[BEGIN DATA SHOWN]
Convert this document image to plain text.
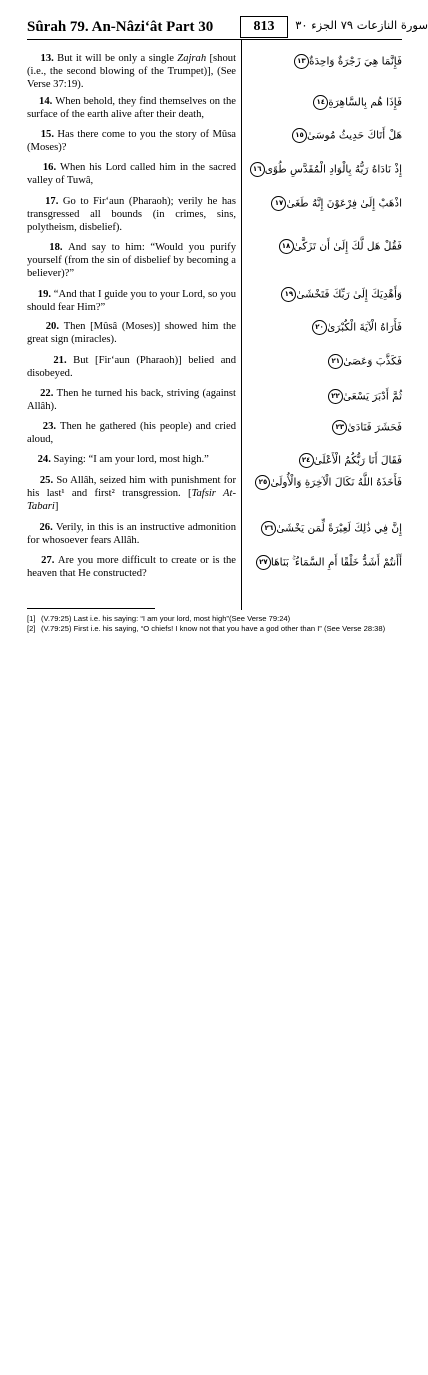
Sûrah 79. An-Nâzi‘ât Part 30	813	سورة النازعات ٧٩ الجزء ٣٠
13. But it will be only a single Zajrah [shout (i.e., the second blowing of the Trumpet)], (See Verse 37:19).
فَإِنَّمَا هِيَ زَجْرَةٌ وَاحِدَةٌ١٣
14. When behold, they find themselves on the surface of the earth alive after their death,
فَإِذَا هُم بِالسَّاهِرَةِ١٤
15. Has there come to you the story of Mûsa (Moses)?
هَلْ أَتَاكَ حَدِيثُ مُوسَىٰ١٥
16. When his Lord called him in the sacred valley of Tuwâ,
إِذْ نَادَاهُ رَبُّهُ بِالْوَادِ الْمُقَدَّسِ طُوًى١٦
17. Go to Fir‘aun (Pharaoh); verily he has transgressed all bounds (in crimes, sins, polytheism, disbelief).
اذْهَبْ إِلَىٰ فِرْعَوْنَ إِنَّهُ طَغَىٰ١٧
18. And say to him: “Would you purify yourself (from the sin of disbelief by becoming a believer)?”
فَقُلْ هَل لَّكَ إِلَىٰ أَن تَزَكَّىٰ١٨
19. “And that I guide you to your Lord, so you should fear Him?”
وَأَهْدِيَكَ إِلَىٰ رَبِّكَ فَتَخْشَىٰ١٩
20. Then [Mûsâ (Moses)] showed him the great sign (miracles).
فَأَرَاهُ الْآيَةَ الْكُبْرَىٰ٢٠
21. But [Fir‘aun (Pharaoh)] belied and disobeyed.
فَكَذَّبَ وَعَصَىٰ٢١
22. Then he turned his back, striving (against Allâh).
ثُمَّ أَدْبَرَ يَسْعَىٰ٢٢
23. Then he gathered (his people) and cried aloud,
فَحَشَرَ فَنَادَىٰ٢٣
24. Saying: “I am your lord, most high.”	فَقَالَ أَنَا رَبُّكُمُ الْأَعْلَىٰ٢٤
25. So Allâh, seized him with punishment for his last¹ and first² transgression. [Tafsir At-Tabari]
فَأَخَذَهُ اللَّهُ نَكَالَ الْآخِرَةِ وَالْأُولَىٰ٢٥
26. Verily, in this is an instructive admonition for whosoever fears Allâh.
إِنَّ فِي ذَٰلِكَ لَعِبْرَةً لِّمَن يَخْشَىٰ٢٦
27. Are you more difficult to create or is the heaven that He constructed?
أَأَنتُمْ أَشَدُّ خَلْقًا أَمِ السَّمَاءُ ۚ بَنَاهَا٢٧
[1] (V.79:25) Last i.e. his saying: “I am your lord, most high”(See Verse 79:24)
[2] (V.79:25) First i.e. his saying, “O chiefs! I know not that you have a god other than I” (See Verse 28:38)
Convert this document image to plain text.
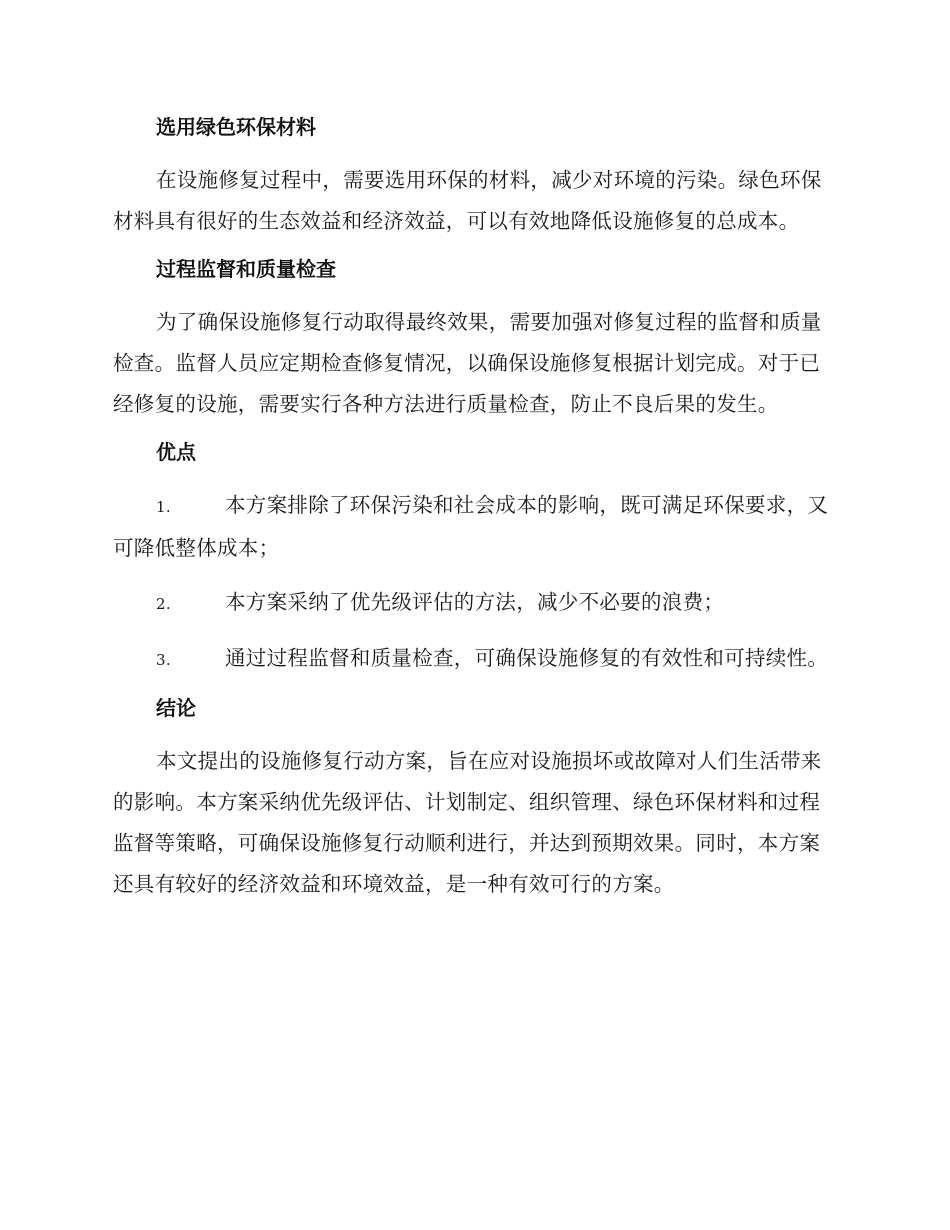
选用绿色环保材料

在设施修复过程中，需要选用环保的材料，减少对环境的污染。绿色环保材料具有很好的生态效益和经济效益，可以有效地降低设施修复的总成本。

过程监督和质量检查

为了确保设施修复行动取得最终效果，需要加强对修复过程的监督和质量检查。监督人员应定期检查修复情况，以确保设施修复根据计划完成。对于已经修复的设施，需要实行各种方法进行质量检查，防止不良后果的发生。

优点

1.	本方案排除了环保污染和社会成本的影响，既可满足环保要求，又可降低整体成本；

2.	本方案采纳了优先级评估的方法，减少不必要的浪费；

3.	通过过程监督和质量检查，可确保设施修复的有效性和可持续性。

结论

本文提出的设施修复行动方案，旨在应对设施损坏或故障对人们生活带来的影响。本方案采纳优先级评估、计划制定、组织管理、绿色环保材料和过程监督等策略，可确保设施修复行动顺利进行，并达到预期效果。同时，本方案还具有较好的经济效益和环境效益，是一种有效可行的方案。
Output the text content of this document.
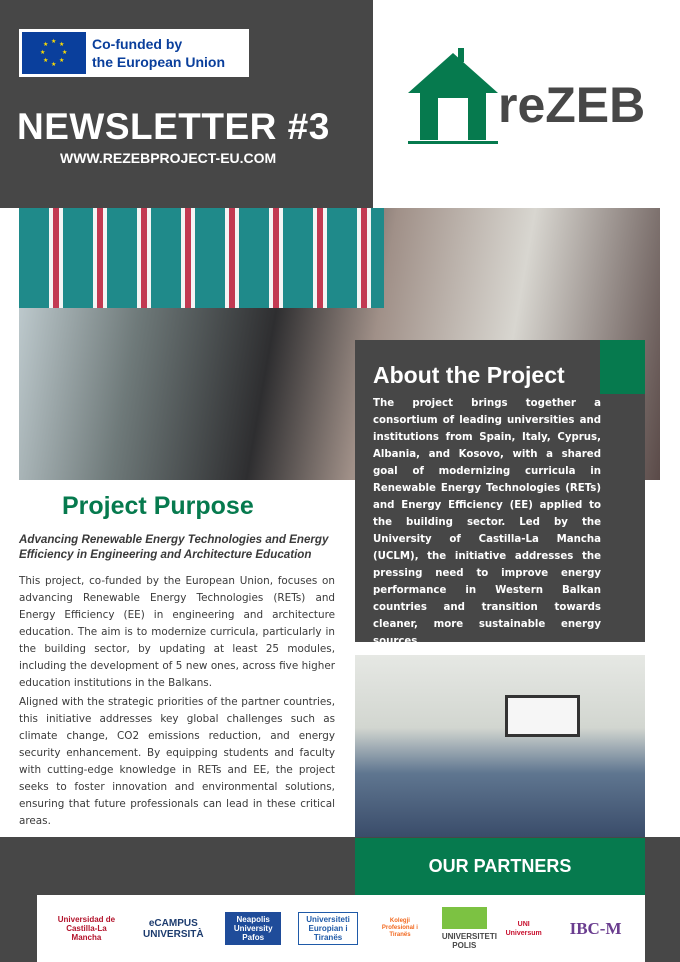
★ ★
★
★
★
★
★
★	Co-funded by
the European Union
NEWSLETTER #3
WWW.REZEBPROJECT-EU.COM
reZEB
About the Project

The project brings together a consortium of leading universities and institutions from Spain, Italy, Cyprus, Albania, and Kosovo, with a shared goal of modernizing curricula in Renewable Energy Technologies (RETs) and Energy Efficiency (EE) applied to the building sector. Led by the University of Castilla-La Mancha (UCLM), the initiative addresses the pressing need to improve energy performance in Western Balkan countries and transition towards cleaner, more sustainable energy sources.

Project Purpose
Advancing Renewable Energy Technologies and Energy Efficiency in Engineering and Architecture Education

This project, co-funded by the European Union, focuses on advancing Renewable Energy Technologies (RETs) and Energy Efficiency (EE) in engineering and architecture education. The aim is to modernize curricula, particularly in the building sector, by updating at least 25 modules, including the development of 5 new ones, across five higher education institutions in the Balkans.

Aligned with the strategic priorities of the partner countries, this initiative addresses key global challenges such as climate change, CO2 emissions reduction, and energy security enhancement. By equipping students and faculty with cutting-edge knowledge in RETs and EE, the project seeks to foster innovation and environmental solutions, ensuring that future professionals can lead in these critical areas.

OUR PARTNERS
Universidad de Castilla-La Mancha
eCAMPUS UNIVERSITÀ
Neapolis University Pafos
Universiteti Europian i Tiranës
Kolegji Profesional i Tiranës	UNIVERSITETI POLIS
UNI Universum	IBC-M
[END DATA SHOWN]
[BEGIN DATA SHOWN]
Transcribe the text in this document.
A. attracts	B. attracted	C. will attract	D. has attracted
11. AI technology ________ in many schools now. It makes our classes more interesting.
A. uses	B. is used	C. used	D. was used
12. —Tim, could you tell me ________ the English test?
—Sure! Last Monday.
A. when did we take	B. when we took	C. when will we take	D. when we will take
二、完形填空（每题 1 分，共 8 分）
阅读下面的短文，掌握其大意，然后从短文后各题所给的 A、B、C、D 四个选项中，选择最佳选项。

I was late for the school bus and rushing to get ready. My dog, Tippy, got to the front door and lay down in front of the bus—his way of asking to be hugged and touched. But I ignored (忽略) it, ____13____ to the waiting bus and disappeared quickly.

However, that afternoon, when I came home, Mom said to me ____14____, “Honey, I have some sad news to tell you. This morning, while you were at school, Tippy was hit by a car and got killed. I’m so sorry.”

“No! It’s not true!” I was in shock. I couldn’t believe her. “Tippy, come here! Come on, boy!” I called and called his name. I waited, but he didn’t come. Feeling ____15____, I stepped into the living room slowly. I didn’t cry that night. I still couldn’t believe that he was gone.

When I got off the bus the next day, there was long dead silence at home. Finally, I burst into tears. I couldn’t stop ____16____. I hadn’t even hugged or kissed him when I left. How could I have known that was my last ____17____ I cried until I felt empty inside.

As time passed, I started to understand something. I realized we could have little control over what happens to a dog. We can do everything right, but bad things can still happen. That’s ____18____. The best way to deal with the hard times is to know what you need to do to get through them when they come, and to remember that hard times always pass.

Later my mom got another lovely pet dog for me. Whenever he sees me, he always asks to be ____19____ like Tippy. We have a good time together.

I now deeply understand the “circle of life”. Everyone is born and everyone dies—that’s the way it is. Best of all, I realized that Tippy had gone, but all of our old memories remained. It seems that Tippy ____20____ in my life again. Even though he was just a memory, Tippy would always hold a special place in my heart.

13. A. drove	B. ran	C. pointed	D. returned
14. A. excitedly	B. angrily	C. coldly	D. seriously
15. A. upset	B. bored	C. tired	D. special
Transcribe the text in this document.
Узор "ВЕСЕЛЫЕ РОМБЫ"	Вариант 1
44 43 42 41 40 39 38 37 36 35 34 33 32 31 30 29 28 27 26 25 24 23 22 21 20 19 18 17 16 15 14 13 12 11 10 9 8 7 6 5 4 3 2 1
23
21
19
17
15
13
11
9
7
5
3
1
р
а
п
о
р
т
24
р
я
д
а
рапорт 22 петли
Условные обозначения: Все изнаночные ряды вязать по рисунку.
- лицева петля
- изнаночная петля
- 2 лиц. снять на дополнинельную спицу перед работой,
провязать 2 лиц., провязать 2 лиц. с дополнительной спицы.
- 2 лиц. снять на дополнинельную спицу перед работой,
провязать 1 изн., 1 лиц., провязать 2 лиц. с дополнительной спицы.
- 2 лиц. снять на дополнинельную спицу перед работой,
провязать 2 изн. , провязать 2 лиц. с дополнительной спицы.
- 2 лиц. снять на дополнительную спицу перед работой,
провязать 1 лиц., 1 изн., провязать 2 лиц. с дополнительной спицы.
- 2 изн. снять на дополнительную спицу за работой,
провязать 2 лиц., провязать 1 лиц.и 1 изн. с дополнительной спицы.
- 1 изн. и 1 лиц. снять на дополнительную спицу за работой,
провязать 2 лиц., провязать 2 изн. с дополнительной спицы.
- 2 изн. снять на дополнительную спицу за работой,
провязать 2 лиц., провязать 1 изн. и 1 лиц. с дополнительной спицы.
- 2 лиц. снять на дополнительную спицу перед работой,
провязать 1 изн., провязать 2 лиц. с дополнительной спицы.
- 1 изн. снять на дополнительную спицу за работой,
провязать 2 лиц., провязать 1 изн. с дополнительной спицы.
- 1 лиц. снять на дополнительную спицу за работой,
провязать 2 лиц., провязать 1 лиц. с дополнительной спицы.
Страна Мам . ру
[END DATA SHOWN]
[BEGIN DATA SHOWN]
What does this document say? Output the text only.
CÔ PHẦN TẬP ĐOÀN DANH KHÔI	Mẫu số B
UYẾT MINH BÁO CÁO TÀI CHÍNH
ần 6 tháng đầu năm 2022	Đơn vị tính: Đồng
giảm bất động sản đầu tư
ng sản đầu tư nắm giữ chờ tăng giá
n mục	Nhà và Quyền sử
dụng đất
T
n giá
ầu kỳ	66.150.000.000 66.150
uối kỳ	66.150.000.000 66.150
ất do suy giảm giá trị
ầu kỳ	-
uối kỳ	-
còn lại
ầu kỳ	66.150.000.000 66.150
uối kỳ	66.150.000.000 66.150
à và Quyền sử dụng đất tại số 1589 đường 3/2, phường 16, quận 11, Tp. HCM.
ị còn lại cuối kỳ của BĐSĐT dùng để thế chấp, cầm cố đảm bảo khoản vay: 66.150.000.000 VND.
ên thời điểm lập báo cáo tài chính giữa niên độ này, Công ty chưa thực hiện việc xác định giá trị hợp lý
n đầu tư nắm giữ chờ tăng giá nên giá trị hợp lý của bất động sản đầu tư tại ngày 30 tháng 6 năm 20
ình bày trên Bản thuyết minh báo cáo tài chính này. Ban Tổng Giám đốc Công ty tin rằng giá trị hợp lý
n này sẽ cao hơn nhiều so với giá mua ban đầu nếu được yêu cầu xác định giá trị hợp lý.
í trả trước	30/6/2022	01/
[END DATA SHOWN]
_WORK TO COMPLETE_
Which lines hold the word "only"? Show each one.

_PROBLEM SOLUTION_
13. But it will be only a single Zajrah [shout (i.e., the second blowing of the Trumpet)], (See Verse 37:19).
What does this document say? Output the text only.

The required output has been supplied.